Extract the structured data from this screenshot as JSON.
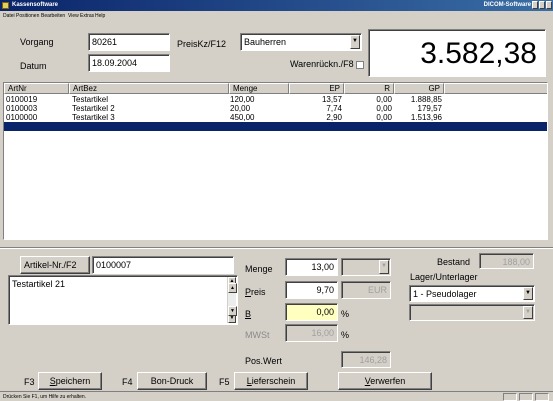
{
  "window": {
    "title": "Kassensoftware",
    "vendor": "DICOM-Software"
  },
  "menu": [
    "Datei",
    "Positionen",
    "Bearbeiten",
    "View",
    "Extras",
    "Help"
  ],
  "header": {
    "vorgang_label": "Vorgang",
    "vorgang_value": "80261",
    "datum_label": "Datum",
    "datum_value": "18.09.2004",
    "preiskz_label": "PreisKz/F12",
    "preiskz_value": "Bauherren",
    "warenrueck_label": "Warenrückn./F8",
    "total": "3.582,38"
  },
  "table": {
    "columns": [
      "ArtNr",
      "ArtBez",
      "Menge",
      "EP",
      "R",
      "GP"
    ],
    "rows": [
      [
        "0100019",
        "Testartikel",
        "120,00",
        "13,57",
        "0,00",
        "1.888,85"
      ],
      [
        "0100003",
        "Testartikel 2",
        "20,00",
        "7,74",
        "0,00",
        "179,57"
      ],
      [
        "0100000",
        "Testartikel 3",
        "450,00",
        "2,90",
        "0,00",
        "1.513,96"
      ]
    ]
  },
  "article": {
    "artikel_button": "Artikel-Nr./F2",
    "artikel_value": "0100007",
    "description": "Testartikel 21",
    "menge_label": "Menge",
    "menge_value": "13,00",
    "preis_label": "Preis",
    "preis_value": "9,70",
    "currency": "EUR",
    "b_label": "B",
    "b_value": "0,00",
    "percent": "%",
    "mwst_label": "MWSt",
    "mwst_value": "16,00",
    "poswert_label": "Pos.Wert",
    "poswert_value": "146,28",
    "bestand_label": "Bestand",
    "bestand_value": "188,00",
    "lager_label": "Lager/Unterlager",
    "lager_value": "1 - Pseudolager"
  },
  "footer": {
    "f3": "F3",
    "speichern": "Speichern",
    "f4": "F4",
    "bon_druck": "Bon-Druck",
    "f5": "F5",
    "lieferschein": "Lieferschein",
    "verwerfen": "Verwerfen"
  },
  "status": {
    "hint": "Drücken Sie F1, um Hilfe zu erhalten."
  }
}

──────────

• _Required task_
Extract the full listing exactly, with the pictures left out.

• _Final result_
Extract the structured data from this screenshot as JSON.
{
  "window": {
    "title": "Kassensoftware",
    "vendor": "DICOM-Software"
  },
  "menu": [
    "Datei",
    "Positionen",
    "Bearbeiten",
    "View",
    "Extras",
    "Help"
  ],
  "header": {
    "vorgang_label": "Vorgang",
    "vorgang_value": "80261",
    "datum_label": "Datum",
    "datum_value": "18.09.2004",
    "preiskz_label": "PreisKz/F12",
    "preiskz_value": "Bauherren",
    "warenrueck_label": "Warenrückn./F8",
    "total": "3.582,38"
  },
  "table": {
    "columns": [
      "ArtNr",
      "ArtBez",
      "Menge",
      "EP",
      "R",
      "GP"
    ],
    "rows": [
      [
        "0100019",
        "Testartikel",
        "120,00",
        "13,57",
        "0,00",
        "1.888,85"
      ],
      [
        "0100003",
        "Testartikel 2",
        "20,00",
        "7,74",
        "0,00",
        "179,57"
      ],
      [
        "0100000",
        "Testartikel 3",
        "450,00",
        "2,90",
        "0,00",
        "1.513,96"
      ]
    ]
  },
  "article": {
    "artikel_button": "Artikel-Nr./F2",
    "artikel_value": "0100007",
    "description": "Testartikel 21",
    "menge_label": "Menge",
    "menge_value": "13,00",
    "preis_label": "Preis",
    "preis_value": "9,70",
    "currency": "EUR",
    "b_label": "B",
    "b_value": "0,00",
    "percent": "%",
    "mwst_label": "MWSt",
    "mwst_value": "16,00",
    "poswert_label": "Pos.Wert",
    "poswert_value": "146,28",
    "bestand_label": "Bestand",
    "bestand_value": "188,00",
    "lager_label": "Lager/Unterlager",
    "lager_value": "1 - Pseudolager"
  },
  "footer": {
    "f3": "F3",
    "speichern": "Speichern",
    "f4": "F4",
    "bon_druck": "Bon-Druck",
    "f5": "F5",
    "lieferschein": "Lieferschein",
    "verwerfen": "Verwerfen"
  },
  "status": {
    "hint": "Drücken Sie F1, um Hilfe zu erhalten."
  }
}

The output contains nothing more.